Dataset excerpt
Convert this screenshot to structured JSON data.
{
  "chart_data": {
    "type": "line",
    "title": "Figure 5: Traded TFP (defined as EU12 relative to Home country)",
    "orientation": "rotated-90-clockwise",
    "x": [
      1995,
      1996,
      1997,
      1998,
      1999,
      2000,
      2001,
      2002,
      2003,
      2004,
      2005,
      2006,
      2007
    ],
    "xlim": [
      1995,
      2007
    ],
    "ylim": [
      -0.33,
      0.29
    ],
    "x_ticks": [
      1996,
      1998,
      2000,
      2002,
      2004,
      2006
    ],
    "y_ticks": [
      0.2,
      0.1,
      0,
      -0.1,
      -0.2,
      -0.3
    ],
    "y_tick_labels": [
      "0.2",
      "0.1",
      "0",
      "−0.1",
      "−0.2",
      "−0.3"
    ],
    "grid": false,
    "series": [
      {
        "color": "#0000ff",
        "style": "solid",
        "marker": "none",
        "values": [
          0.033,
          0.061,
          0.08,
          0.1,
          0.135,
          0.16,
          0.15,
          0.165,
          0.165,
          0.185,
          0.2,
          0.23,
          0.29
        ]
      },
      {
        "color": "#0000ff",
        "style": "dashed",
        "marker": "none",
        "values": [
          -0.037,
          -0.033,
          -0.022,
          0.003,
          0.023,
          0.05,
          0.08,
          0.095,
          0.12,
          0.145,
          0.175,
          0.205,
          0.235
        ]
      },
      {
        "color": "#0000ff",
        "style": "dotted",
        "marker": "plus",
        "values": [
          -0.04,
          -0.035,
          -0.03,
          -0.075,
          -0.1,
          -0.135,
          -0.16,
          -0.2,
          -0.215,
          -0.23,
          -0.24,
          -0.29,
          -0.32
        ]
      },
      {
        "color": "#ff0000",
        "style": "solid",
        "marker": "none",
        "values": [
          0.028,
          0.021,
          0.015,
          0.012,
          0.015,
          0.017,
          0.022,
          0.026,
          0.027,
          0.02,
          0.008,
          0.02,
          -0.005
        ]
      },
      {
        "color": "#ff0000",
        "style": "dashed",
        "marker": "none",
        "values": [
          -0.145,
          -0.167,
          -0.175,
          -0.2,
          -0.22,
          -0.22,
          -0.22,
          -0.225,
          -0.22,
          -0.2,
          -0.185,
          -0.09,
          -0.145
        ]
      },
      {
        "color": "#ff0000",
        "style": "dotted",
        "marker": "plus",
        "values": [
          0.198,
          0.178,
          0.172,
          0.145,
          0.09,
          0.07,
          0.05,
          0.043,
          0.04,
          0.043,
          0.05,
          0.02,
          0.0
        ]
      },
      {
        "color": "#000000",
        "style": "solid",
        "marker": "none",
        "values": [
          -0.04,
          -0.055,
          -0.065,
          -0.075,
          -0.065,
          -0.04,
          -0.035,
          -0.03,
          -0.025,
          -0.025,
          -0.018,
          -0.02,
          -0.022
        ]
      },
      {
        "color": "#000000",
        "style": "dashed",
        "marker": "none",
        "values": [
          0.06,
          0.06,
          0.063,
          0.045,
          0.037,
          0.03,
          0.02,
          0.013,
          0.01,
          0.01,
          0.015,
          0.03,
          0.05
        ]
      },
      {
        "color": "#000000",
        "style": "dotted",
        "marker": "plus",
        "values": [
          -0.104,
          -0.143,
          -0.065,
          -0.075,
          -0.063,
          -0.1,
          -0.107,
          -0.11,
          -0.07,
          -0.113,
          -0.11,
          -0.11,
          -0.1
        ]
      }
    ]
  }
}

§ **Stated problem**
Return every line of the material exactly.

§ **Answer for this exercise**
Convert this screenshot to structured JSON data.
{
  "chart_data": {
    "type": "line",
    "title": "Figure 5: Traded TFP (defined as EU12 relative to Home country)",
    "orientation": "rotated-90-clockwise",
    "x": [
      1995,
      1996,
      1997,
      1998,
      1999,
      2000,
      2001,
      2002,
      2003,
      2004,
      2005,
      2006,
      2007
    ],
    "xlim": [
      1995,
      2007
    ],
    "ylim": [
      -0.33,
      0.29
    ],
    "x_ticks": [
      1996,
      1998,
      2000,
      2002,
      2004,
      2006
    ],
    "y_ticks": [
      0.2,
      0.1,
      0,
      -0.1,
      -0.2,
      -0.3
    ],
    "y_tick_labels": [
      "0.2",
      "0.1",
      "0",
      "−0.1",
      "−0.2",
      "−0.3"
    ],
    "grid": false,
    "series": [
      {
        "color": "#0000ff",
        "style": "solid",
        "marker": "none",
        "values": [
          0.033,
          0.061,
          0.08,
          0.1,
          0.135,
          0.16,
          0.15,
          0.165,
          0.165,
          0.185,
          0.2,
          0.23,
          0.29
        ]
      },
      {
        "color": "#0000ff",
        "style": "dashed",
        "marker": "none",
        "values": [
          -0.037,
          -0.033,
          -0.022,
          0.003,
          0.023,
          0.05,
          0.08,
          0.095,
          0.12,
          0.145,
          0.175,
          0.205,
          0.235
        ]
      },
      {
        "color": "#0000ff",
        "style": "dotted",
        "marker": "plus",
        "values": [
          -0.04,
          -0.035,
          -0.03,
          -0.075,
          -0.1,
          -0.135,
          -0.16,
          -0.2,
          -0.215,
          -0.23,
          -0.24,
          -0.29,
          -0.32
        ]
      },
      {
        "color": "#ff0000",
        "style": "solid",
        "marker": "none",
        "values": [
          0.028,
          0.021,
          0.015,
          0.012,
          0.015,
          0.017,
          0.022,
          0.026,
          0.027,
          0.02,
          0.008,
          0.02,
          -0.005
        ]
      },
      {
        "color": "#ff0000",
        "style": "dashed",
        "marker": "none",
        "values": [
          -0.145,
          -0.167,
          -0.175,
          -0.2,
          -0.22,
          -0.22,
          -0.22,
          -0.225,
          -0.22,
          -0.2,
          -0.185,
          -0.09,
          -0.145
        ]
      },
      {
        "color": "#ff0000",
        "style": "dotted",
        "marker": "plus",
        "values": [
          0.198,
          0.178,
          0.172,
          0.145,
          0.09,
          0.07,
          0.05,
          0.043,
          0.04,
          0.043,
          0.05,
          0.02,
          0.0
        ]
      },
      {
        "color": "#000000",
        "style": "solid",
        "marker": "none",
        "values": [
          -0.04,
          -0.055,
          -0.065,
          -0.075,
          -0.065,
          -0.04,
          -0.035,
          -0.03,
          -0.025,
          -0.025,
          -0.018,
          -0.02,
          -0.022
        ]
      },
      {
        "color": "#000000",
        "style": "dashed",
        "marker": "none",
        "values": [
          0.06,
          0.06,
          0.063,
          0.045,
          0.037,
          0.03,
          0.02,
          0.013,
          0.01,
          0.01,
          0.015,
          0.03,
          0.05
        ]
      },
      {
        "color": "#000000",
        "style": "dotted",
        "marker": "plus",
        "values": [
          -0.104,
          -0.143,
          -0.065,
          -0.075,
          -0.063,
          -0.1,
          -0.107,
          -0.11,
          -0.07,
          -0.113,
          -0.11,
          -0.11,
          -0.1
        ]
      }
    ]
  }
}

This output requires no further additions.